### AIM OF THE TASK
Records follow. Select each line holding "based".

»»

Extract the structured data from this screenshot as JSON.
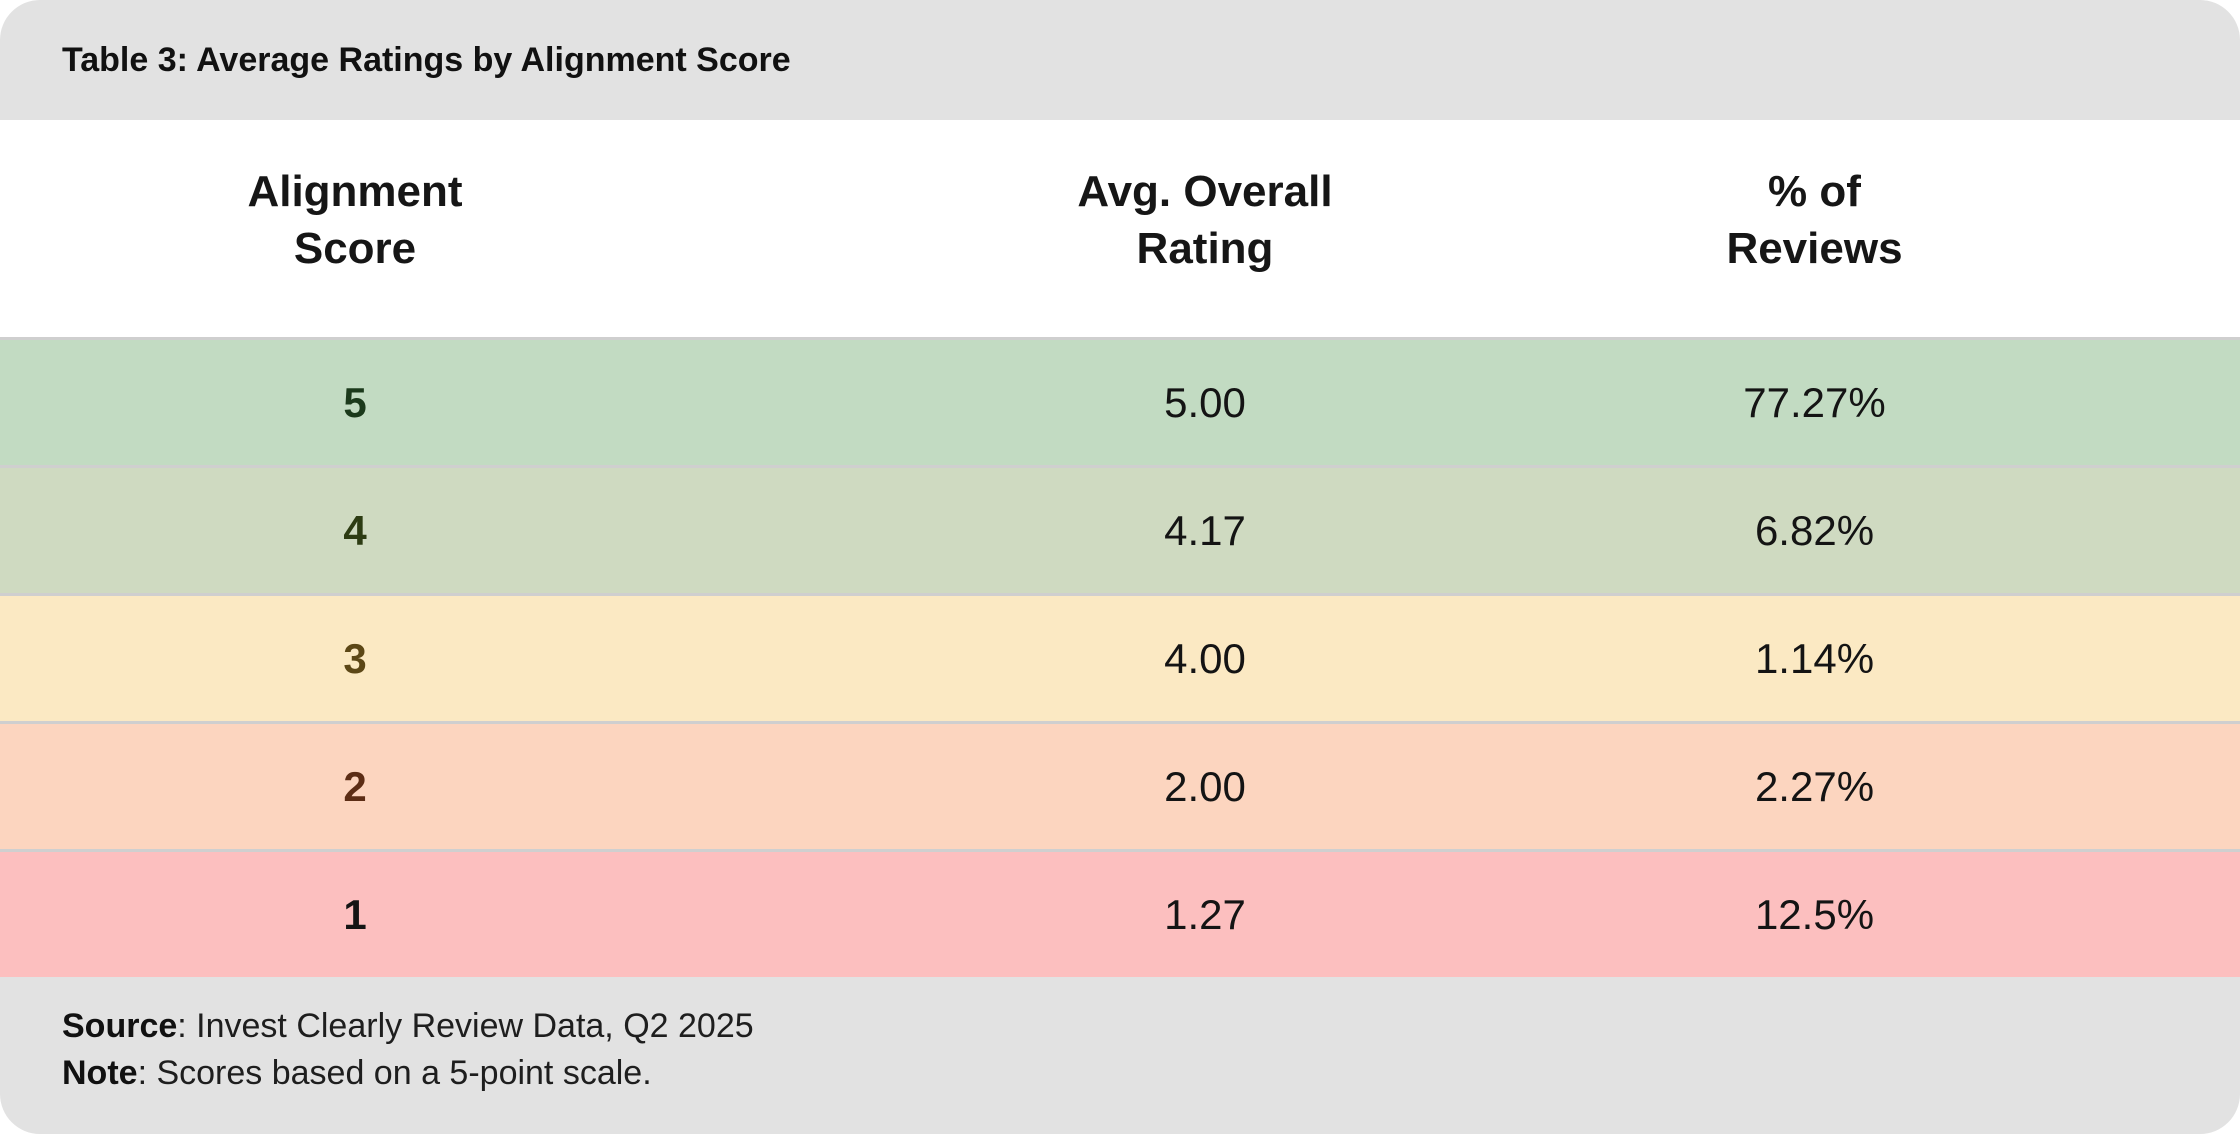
{
  "title": "Table 3: Average Ratings by Alignment Score",
  "table": {
    "headers": [
      "Alignment\nScore",
      "Avg. Overall\nRating",
      "% of\nReviews"
    ],
    "rows": [
      {
        "score": "5",
        "rating": "5.00",
        "pct": "77.27%",
        "bg": "#c2dbc2",
        "score_color": "#1b3a1b"
      },
      {
        "score": "4",
        "rating": "4.17",
        "pct": "6.82%",
        "bg": "#cfdac1",
        "score_color": "#2d3c13"
      },
      {
        "score": "3",
        "rating": "4.00",
        "pct": "1.14%",
        "bg": "#fbe9c3",
        "score_color": "#5c4716"
      },
      {
        "score": "2",
        "rating": "2.00",
        "pct": "2.27%",
        "bg": "#fcd5bf",
        "score_color": "#5c2d15"
      },
      {
        "score": "1",
        "rating": "1.27",
        "pct": "12.5%",
        "bg": "#fcbfbf",
        "score_color": "#141414"
      }
    ]
  },
  "footer": {
    "source_label": "Source",
    "source_text": ": Invest Clearly Review Data, Q2 2025",
    "note_label": "Note",
    "note_text": ": Scores based on a 5-point scale."
  },
  "colors": {
    "band_gray": "#e2e2e2",
    "divider": "#cfcfcf"
  },
  "chart_data": {
    "type": "table",
    "title": "Table 3: Average Ratings by Alignment Score",
    "columns": [
      "Alignment Score",
      "Avg. Overall Rating",
      "% of Reviews"
    ],
    "rows": [
      [
        5,
        5.0,
        77.27
      ],
      [
        4,
        4.17,
        6.82
      ],
      [
        3,
        4.0,
        1.14
      ],
      [
        2,
        2.0,
        2.27
      ],
      [
        1,
        1.27,
        12.5
      ]
    ],
    "pct_unit": "%",
    "row_colors": [
      "#c2dbc2",
      "#cfdac1",
      "#fbe9c3",
      "#fcd5bf",
      "#fcbfbf"
    ],
    "source": "Invest Clearly Review Data, Q2 2025",
    "note": "Scores based on a 5-point scale."
  }
}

««

### EXPECTED OUTPUT
    "note_text": ": Scores based on a 5-point scale."
    "note": "Scores based on a 5-point scale."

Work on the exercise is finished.